YOUR INSTRUCTIONS: Can you repeat word for word the lines of the records below that begin at the line with "shapes-scroll[interactable]: ▲ ▼" and stop after the line with "resize-handle-corner[interactable]: [619, 604, 624, 609]"?
::::
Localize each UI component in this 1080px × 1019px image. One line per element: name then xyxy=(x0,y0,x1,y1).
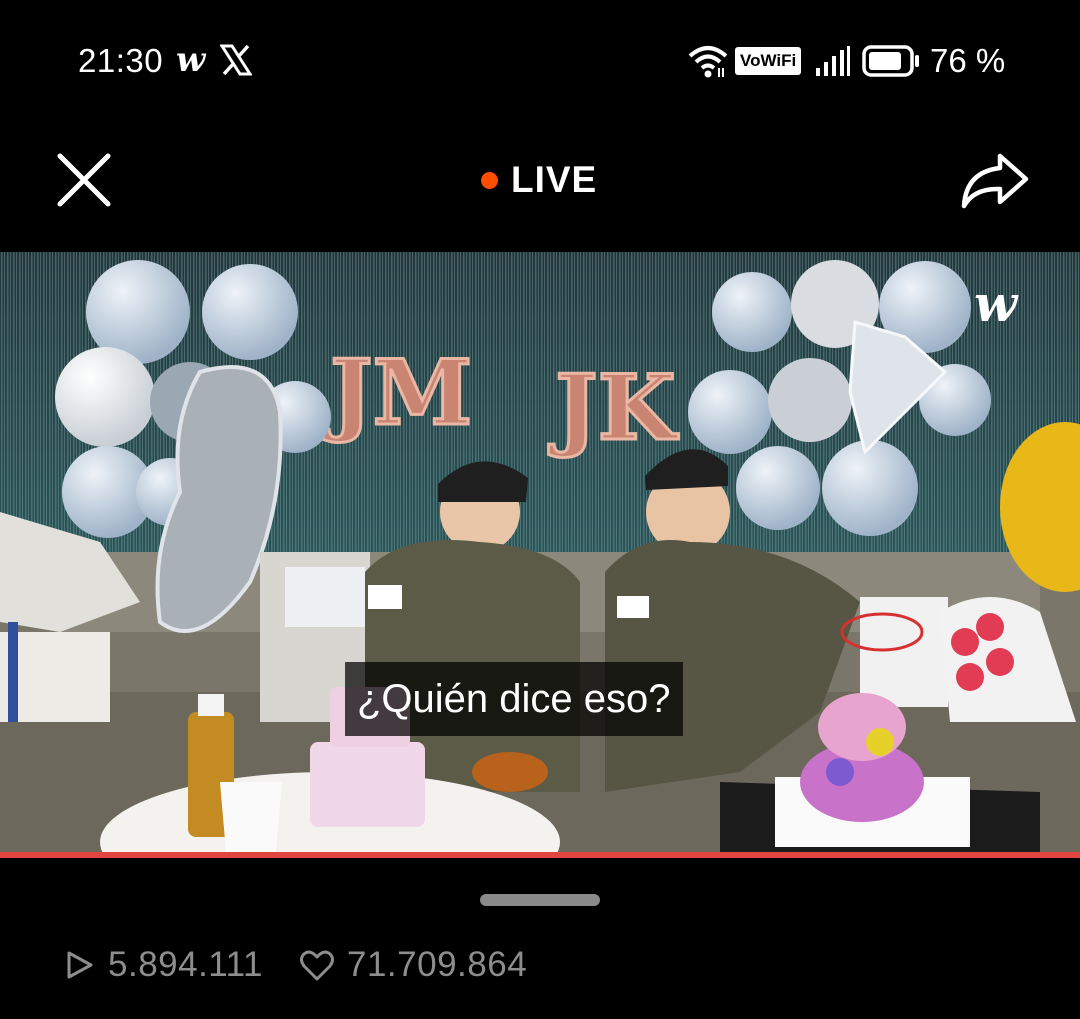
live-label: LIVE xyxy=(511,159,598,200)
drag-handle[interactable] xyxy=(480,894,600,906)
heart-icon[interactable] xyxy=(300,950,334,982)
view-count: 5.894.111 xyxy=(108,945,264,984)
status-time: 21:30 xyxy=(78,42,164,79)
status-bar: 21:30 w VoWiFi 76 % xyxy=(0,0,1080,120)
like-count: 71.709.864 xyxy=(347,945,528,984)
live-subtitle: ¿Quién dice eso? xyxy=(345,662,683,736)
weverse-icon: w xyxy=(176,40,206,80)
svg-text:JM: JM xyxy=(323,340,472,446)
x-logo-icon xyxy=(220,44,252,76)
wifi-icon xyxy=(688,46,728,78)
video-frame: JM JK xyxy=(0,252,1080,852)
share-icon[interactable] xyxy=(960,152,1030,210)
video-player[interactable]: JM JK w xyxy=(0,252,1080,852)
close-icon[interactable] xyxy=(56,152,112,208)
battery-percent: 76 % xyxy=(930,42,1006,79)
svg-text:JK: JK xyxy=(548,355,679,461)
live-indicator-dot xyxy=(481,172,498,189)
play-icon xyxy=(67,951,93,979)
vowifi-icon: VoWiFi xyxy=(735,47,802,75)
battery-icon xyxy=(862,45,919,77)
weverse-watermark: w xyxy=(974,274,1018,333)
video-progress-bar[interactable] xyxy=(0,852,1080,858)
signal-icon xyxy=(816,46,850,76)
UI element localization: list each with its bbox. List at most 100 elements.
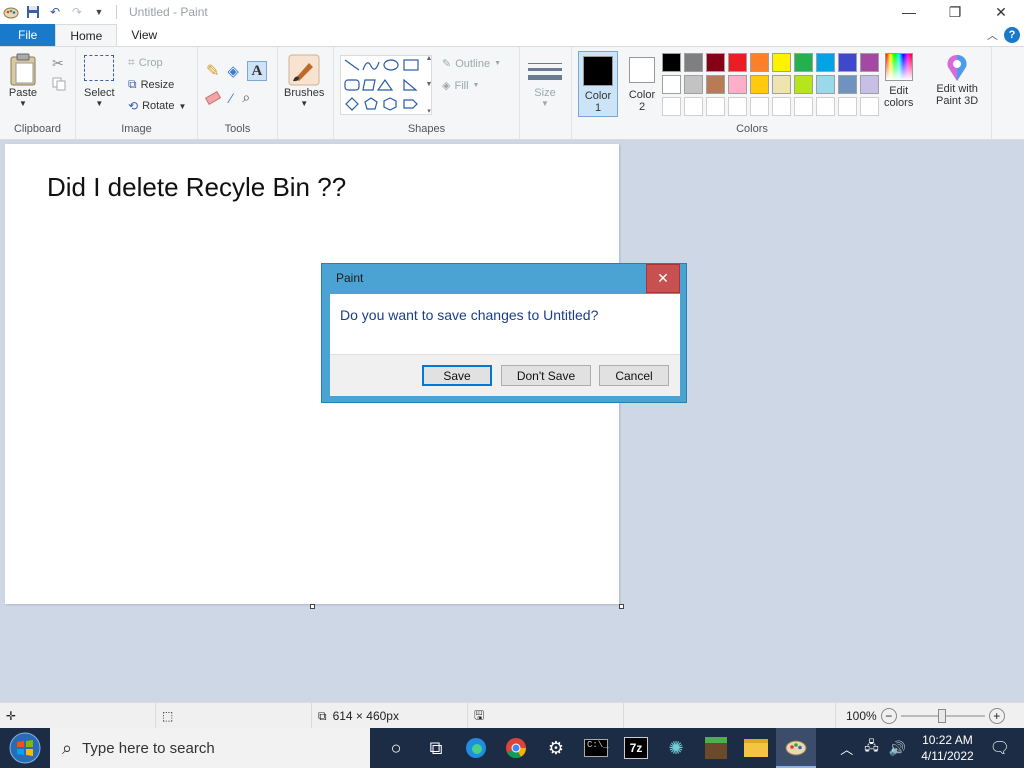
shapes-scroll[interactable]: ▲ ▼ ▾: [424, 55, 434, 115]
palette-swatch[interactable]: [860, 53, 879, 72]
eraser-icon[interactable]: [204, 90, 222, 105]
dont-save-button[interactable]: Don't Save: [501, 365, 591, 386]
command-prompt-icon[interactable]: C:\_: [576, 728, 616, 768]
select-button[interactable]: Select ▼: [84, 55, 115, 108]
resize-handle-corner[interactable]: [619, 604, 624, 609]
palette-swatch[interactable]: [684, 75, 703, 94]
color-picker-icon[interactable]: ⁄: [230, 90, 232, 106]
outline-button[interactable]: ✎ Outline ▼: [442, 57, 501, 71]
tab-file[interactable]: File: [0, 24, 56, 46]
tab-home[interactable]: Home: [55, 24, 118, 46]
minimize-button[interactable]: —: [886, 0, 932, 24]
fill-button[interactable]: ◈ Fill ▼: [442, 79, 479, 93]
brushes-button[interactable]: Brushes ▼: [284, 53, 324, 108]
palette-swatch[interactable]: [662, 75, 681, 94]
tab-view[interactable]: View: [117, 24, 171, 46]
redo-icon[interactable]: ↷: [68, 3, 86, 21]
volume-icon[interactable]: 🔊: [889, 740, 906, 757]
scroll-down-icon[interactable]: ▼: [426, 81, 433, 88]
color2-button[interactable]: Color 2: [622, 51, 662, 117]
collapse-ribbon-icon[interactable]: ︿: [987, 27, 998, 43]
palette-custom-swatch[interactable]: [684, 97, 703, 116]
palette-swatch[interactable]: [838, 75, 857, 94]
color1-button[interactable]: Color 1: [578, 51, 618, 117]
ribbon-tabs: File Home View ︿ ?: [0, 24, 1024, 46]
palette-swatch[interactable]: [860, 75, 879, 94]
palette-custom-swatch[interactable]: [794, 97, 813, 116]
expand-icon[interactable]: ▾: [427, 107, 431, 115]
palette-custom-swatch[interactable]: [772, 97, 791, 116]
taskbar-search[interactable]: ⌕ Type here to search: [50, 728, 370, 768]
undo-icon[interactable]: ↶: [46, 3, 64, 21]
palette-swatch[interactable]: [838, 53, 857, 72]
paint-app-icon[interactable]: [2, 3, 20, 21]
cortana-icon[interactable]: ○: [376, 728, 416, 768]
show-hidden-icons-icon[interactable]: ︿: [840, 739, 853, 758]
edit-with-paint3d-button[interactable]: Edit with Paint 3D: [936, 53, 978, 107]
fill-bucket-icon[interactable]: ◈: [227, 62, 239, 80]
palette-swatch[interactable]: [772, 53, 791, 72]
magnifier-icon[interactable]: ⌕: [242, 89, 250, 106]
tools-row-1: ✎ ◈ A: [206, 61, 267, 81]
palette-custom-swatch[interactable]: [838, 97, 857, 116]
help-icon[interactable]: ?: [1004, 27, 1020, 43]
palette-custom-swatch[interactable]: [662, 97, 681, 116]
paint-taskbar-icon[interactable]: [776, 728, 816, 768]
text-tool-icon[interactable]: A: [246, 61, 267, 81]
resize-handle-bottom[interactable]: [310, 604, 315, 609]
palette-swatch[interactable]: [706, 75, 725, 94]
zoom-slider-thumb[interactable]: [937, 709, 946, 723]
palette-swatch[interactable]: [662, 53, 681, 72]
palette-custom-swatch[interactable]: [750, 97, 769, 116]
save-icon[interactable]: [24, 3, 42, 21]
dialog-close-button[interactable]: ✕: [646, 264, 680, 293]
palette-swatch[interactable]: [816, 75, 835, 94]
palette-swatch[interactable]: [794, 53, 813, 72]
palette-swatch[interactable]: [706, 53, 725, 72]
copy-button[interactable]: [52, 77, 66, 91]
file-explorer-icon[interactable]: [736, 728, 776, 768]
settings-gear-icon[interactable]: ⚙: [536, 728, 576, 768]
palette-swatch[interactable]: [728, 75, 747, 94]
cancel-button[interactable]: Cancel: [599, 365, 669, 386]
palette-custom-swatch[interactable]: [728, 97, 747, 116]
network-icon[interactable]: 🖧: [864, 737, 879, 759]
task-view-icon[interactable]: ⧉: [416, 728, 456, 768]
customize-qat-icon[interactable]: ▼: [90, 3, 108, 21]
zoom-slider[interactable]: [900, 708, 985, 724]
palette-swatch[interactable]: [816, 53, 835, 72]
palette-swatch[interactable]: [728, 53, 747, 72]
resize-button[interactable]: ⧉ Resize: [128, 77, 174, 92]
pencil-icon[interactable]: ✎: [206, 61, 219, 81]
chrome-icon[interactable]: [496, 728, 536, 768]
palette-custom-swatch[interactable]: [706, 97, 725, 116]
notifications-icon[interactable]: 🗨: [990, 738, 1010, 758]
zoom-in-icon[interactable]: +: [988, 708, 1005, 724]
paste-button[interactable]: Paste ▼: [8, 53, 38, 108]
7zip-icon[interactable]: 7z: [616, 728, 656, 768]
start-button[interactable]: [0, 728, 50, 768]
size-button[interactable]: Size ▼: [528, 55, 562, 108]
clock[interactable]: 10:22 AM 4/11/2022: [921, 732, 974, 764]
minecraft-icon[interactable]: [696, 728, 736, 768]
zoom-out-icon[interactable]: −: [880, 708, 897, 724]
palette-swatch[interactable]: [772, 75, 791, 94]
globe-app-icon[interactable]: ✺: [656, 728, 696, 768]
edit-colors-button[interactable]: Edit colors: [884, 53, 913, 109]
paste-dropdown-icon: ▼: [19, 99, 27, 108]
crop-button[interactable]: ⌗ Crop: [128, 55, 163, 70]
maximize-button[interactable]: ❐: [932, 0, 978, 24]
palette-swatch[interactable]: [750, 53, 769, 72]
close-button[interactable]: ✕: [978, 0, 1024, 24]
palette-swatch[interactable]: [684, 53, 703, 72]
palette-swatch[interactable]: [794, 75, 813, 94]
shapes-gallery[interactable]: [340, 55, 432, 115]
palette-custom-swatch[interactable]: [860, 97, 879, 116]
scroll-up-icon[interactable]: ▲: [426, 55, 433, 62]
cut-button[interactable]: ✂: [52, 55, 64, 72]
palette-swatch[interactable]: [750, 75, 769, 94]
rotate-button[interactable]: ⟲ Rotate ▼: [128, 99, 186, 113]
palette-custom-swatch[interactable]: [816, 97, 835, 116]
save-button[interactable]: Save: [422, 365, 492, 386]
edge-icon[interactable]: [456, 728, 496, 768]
::::
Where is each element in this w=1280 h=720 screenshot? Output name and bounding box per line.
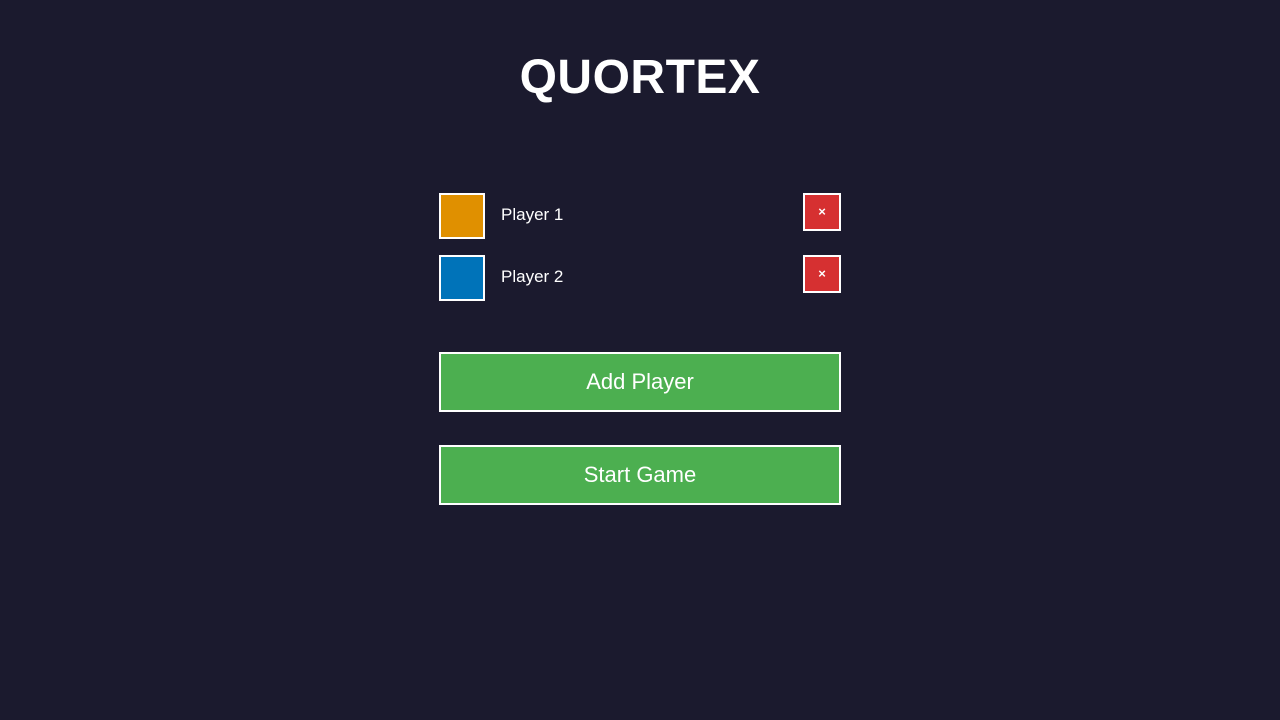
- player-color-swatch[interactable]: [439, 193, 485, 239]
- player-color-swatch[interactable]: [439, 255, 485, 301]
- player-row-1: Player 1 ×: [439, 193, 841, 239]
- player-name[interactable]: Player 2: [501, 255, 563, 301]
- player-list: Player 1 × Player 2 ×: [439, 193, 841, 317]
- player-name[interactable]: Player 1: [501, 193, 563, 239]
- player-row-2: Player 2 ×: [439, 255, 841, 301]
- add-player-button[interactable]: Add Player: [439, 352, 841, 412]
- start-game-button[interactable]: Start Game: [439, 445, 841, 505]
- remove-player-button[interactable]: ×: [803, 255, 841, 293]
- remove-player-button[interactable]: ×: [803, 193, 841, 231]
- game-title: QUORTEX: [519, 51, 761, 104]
::::
RESULT:
shapes-scroll[interactable]: ▲ ▼ ▾: [424, 55, 434, 115]
palette-swatch[interactable]: [860, 53, 879, 72]
eraser-icon[interactable]: [204, 90, 222, 105]
dont-save-button[interactable]: Don't Save: [501, 365, 591, 386]
command-prompt-icon[interactable]: C:\_: [576, 728, 616, 768]
select-button[interactable]: Select ▼: [84, 55, 115, 108]
resize-handle-corner[interactable]: [619, 604, 624, 609]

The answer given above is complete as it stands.